> STATED GOAL: Print out every line, exactly as written.

> ENTRIES SHOWN:

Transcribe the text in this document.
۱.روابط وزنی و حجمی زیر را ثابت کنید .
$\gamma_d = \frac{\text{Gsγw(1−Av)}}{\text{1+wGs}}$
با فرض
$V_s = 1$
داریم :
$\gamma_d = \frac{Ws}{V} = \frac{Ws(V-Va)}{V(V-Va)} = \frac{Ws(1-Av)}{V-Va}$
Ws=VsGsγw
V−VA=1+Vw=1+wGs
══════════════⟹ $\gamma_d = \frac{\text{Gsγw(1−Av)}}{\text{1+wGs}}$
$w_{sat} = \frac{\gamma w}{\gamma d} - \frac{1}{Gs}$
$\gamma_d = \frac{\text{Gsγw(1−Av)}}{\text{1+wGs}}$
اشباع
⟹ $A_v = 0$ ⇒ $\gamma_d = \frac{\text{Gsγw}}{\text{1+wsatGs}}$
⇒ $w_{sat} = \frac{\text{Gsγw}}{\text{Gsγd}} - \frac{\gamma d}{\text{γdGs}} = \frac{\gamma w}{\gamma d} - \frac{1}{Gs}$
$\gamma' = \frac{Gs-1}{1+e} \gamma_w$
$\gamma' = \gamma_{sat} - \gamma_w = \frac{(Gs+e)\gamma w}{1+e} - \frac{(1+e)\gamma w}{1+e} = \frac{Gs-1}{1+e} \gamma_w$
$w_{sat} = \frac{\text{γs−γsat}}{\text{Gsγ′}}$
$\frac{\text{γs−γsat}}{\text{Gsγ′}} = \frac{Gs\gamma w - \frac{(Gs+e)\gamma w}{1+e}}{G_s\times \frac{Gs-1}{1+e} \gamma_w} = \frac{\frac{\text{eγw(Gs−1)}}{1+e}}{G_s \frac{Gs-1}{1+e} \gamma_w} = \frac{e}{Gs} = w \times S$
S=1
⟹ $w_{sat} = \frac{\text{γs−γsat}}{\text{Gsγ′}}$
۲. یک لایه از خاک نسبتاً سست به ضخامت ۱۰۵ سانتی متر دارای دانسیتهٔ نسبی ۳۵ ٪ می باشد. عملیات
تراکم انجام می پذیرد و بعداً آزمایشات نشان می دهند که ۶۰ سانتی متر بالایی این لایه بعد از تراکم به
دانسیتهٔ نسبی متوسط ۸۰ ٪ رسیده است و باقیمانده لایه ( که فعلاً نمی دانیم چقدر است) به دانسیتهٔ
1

> ANSWER IN FULL:
Transcribe the text in this document.
۱.روابط وزنی و حجمی زیر را ثابت کنید .
$\gamma_d = \frac{\text{Gsγw(1−Av)}}{\text{1+wGs}}$
با فرض
$V_s = 1$
داریم :
$\gamma_d = \frac{Ws}{V} = \frac{Ws(V-Va)}{V(V-Va)} = \frac{Ws(1-Av)}{V-Va}$
Ws=VsGsγw
V−VA=1+Vw=1+wGs
══════════════⟹ $\gamma_d = \frac{\text{Gsγw(1−Av)}}{\text{1+wGs}}$
$w_{sat} = \frac{\gamma w}{\gamma d} - \frac{1}{Gs}$
$\gamma_d = \frac{\text{Gsγw(1−Av)}}{\text{1+wGs}}$
اشباع
⟹ $A_v = 0$ ⇒ $\gamma_d = \frac{\text{Gsγw}}{\text{1+wsatGs}}$
⇒ $w_{sat} = \frac{\text{Gsγw}}{\text{Gsγd}} - \frac{\gamma d}{\text{γdGs}} = \frac{\gamma w}{\gamma d} - \frac{1}{Gs}$
$\gamma' = \frac{Gs-1}{1+e} \gamma_w$
$\gamma' = \gamma_{sat} - \gamma_w = \frac{(Gs+e)\gamma w}{1+e} - \frac{(1+e)\gamma w}{1+e} = \frac{Gs-1}{1+e} \gamma_w$
$w_{sat} = \frac{\text{γs−γsat}}{\text{Gsγ′}}$
$\frac{\text{γs−γsat}}{\text{Gsγ′}} = \frac{Gs\gamma w - \frac{(Gs+e)\gamma w}{1+e}}{G_s\times \frac{Gs-1}{1+e} \gamma_w} = \frac{\frac{\text{eγw(Gs−1)}}{1+e}}{G_s \frac{Gs-1}{1+e} \gamma_w} = \frac{e}{Gs} = w \times S$
S=1
⟹ $w_{sat} = \frac{\text{γs−γsat}}{\text{Gsγ′}}$
۲. یک لایه از خاک نسبتاً سست به ضخامت ۱۰۵ سانتی متر دارای دانسیتهٔ نسبی ۳۵ ٪ می باشد. عملیات
تراکم انجام می پذیرد و بعداً آزمایشات نشان می دهند که ۶۰ سانتی متر بالایی این لایه بعد از تراکم به
دانسیتهٔ نسبی متوسط ۸۰ ٪ رسیده است و باقیمانده لایه ( که فعلاً نمی دانیم چقدر است) به دانسیتهٔ
1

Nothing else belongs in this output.